Return each line that holds the word "text".

◆ Records to use
========

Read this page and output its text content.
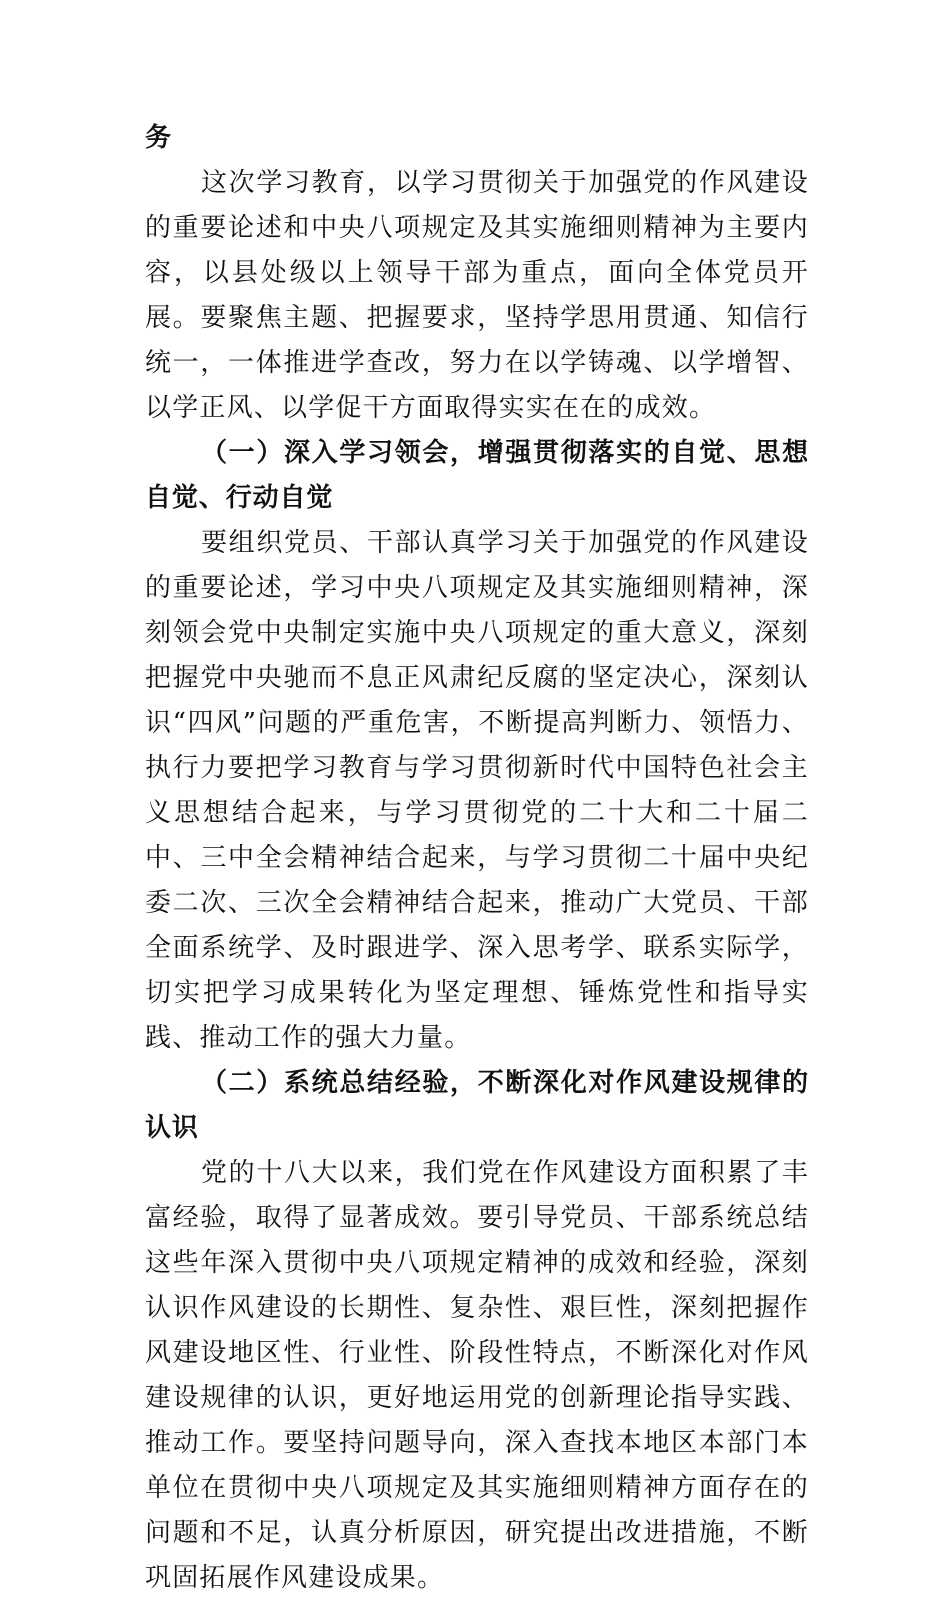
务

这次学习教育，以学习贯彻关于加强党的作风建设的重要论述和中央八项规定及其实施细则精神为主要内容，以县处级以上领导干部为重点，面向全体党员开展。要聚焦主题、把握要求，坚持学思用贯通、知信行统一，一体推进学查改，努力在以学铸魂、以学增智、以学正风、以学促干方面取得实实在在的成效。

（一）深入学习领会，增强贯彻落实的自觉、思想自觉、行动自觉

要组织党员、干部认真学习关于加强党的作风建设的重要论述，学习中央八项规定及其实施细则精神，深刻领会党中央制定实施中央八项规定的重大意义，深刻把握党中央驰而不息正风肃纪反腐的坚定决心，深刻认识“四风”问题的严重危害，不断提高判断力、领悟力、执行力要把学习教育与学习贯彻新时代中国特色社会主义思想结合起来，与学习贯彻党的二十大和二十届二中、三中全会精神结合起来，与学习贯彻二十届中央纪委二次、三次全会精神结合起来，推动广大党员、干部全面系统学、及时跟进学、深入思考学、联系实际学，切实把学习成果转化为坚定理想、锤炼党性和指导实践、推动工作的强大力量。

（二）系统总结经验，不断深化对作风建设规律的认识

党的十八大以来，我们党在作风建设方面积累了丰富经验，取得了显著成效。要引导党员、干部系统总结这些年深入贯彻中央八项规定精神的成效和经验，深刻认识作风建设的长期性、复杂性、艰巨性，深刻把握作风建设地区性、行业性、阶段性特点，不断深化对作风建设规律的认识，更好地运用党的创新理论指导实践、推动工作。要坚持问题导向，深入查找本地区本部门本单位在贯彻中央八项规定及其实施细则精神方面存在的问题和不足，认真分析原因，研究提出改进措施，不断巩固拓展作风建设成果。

========

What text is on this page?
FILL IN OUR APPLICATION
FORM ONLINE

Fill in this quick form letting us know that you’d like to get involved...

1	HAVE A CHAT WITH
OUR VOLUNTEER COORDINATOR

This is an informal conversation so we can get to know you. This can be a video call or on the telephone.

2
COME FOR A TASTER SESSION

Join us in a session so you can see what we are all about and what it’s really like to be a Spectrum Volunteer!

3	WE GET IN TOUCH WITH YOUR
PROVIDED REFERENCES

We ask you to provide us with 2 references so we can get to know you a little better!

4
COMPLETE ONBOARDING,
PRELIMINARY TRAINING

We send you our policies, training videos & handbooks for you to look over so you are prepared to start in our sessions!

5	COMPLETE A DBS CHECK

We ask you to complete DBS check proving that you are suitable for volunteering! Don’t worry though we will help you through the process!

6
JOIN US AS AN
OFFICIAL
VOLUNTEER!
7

========

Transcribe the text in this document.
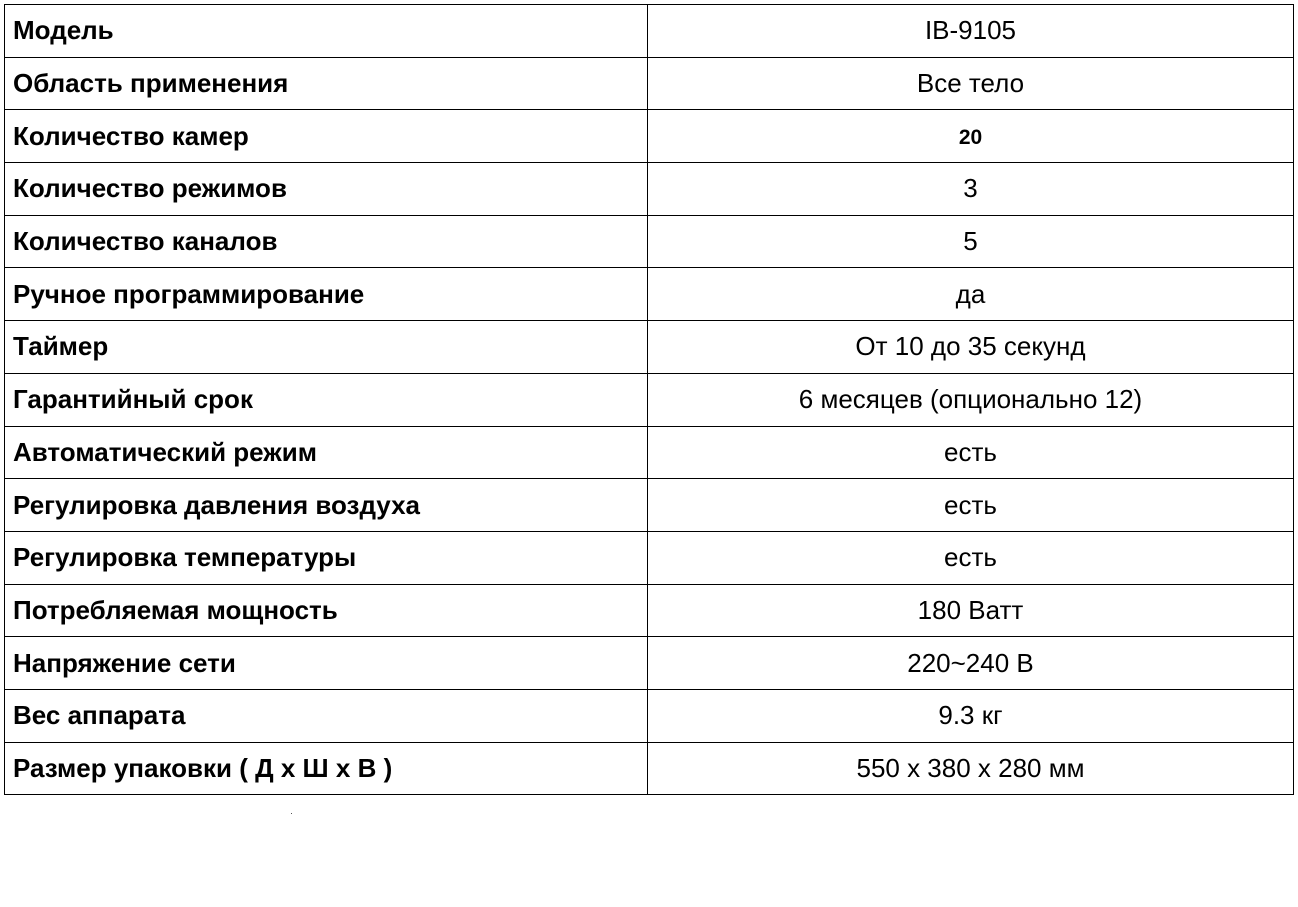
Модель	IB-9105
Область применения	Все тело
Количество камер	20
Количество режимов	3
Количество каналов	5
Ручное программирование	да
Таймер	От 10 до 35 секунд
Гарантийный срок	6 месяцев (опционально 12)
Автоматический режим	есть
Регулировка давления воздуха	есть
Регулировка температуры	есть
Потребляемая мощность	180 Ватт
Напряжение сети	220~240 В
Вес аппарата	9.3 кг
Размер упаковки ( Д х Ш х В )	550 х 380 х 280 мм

========

◆ The result
Read this page and output its text content.
What text is on this page?
Transcribe the text in this document.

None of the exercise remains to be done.